In abbinamento al “Corriere della Sera”, nella collezione
“I classici del pensiero libero”, è arrivato qualche
settimana fa nelle edicole (ed è stato in breve tempo esaurito,
anche grazie al modico prezzo: solo un euro) un volumetto con una selezione
delle Lettere gramsciane curata a suo tempo per Einaudi da Paolo Spriano,
arricchita da una nuova prefazione, firmata da Luciano Canfora.
La stessa casa editrice Einaudi ha riproposto di recente la scelta delle
Lettere a cura di Spriano, premettendovi una prefazione della scrittrice
sarda Michela Murgia.
Anche il giornalista Sergio Portas (nato a Guspini ma da decenni residente
a Milano, dove si è laureato in Scienze Politiche e dove ha insegnato
per 35 anni) ha voluto confrontarsi con le Lettere dal carcere del grande
conterraneo, leggendole in relazione costante a una situazione geografica
e storica ben determinata: la Lombardia del 2010. I risultati della sua
applicazione ai testi gramsciani oggi li possiamo leggere, a nostra volta,
nel suo appassionato e appassionante volume intitolato Antonio Gramsci:
coscienza internazionalistica e subconscio sardo edito da Mediatre (euro
10,00) di Guspini, che pubblica anche il quindicinale “Gazzetta
del Medio Campidano”, in cui Portas ha una pagina sulle iniziative
dei sardi emigrati in Lombardia dal titolo “Sardegna nel cuore”.
Dice Portas: “Il mio libro sul sardo Antonio Gramsci è riferito
in prima istanza ai sardi tutti e in seconda ai sardi più giovani,
magari a quelli che come lui hanno dovuto lasciare l’isola natia.
E che poco o nulla conoscono di come lui vivesse la sua sardità”.

▶ **ESERCIZI DA SVOLGERE**:
1. Elenca, nell'ordine in cui compaiono per la prima volta, tutte le persone citate per nome nel brano sulle Lettere di Gramsci.
2. Trascrivi parola per parola il tratto del brano sulle Lettere di Gramsci che va da "In abbinamento al" fino a "da Luciano Canfora.".

▶ **DATI**:
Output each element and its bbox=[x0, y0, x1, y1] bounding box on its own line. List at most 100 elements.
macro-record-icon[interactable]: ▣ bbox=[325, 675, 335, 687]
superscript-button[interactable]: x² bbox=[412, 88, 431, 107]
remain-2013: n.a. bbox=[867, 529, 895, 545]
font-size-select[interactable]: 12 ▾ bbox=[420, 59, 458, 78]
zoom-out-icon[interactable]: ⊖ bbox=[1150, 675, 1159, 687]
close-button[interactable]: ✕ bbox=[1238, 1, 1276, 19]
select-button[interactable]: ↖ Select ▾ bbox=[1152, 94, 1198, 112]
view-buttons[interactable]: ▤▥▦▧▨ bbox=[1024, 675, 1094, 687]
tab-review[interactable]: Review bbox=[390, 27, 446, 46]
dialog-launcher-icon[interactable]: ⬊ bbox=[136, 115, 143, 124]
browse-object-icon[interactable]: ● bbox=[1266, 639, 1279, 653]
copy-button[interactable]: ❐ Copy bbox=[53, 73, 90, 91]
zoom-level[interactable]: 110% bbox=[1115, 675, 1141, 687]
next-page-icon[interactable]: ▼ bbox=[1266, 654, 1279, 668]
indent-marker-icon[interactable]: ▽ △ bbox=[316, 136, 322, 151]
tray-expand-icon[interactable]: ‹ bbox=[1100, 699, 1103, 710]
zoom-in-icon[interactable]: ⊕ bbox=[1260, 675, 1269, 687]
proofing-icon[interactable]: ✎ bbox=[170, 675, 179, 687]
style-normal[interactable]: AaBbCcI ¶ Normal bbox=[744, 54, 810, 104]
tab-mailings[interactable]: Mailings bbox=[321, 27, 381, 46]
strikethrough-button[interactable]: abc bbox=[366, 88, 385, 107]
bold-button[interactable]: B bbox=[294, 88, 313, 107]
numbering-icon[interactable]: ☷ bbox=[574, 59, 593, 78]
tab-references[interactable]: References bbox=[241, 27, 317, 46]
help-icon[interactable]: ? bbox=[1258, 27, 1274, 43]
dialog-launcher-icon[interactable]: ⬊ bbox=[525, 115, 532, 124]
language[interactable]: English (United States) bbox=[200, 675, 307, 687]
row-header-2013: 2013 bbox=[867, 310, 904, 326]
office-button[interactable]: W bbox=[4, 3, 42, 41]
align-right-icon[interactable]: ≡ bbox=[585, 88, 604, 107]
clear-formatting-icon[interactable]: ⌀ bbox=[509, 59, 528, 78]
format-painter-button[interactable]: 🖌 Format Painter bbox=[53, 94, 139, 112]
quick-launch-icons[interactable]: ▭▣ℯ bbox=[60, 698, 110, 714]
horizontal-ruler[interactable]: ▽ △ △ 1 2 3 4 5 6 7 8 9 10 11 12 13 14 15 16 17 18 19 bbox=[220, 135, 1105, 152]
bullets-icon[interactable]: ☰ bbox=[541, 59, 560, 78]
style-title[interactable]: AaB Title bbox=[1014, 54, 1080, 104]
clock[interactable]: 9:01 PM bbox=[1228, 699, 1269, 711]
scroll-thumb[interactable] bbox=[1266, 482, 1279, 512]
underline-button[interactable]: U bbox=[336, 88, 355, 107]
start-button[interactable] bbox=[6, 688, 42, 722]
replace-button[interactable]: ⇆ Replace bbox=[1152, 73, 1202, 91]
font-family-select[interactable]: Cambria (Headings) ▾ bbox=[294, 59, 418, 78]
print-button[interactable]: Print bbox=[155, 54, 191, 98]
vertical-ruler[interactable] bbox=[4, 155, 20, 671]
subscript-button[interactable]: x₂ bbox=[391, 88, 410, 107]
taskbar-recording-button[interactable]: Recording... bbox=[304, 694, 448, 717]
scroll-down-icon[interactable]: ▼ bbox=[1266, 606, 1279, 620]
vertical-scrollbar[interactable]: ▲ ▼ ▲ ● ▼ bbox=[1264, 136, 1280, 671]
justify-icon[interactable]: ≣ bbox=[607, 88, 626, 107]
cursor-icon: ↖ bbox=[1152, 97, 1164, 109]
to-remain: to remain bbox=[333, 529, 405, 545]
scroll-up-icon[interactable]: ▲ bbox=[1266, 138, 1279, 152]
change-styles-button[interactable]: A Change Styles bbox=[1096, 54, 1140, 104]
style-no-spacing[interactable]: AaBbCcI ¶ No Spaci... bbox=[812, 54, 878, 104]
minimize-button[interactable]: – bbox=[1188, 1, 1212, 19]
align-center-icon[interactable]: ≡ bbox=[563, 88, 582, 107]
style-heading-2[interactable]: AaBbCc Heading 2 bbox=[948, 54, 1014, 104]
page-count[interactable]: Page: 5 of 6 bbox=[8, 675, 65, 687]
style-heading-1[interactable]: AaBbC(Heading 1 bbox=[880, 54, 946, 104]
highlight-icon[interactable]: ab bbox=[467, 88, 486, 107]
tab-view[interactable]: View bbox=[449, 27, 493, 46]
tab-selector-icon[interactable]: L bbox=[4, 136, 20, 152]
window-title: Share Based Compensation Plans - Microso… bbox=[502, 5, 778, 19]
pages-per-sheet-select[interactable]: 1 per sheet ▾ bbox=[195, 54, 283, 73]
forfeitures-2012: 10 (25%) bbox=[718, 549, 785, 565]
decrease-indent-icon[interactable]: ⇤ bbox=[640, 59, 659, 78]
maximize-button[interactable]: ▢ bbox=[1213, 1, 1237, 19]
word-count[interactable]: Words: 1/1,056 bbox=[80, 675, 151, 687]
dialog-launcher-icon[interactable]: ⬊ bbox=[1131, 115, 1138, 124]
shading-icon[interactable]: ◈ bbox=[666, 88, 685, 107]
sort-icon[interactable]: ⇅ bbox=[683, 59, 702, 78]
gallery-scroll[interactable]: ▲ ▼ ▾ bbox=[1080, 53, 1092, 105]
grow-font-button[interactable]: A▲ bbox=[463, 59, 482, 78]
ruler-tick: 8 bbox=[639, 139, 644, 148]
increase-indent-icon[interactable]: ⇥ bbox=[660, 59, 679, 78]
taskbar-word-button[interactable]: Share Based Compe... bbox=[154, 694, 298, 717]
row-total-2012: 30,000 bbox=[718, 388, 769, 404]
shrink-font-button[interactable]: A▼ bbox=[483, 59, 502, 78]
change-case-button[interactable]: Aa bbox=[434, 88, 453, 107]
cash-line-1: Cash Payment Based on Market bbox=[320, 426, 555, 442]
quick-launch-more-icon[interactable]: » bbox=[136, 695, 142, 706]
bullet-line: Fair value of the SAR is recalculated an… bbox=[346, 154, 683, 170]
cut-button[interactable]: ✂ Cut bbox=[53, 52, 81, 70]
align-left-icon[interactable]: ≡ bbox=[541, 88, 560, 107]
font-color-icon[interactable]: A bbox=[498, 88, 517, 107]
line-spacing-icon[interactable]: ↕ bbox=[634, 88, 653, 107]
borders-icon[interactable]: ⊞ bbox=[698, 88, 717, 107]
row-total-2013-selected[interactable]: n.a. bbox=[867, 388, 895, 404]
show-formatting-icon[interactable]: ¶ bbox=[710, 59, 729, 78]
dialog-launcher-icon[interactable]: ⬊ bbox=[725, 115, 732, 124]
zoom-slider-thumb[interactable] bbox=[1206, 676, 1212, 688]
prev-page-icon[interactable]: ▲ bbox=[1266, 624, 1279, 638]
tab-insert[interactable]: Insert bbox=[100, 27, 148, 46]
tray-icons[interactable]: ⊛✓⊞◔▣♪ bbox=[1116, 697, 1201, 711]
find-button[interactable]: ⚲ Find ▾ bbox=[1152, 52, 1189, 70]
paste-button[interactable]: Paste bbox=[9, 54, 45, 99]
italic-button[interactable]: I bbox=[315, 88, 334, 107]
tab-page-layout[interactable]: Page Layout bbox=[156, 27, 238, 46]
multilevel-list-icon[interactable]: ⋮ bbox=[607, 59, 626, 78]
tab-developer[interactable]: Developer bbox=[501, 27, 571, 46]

▶ **SOLUZIONI**:
1. Paolo Spriano, Luciano Canfora, Michela Murgia, Sergio Portas, Antonio Gramsci

2.
In abbinamento al “Corriere della Sera”, nella collezione
“I classici del pensiero libero”, è arrivato qualche
settimana fa nelle edicole (ed è stato in breve tempo esaurito,
anche grazie al modico prezzo: solo un euro) un volumetto con una selezione
delle Lettere gramsciane curata a suo tempo per Einaudi da Paolo Spriano,
arricchita da una nuova prefazione, firmata da Luciano Canfora.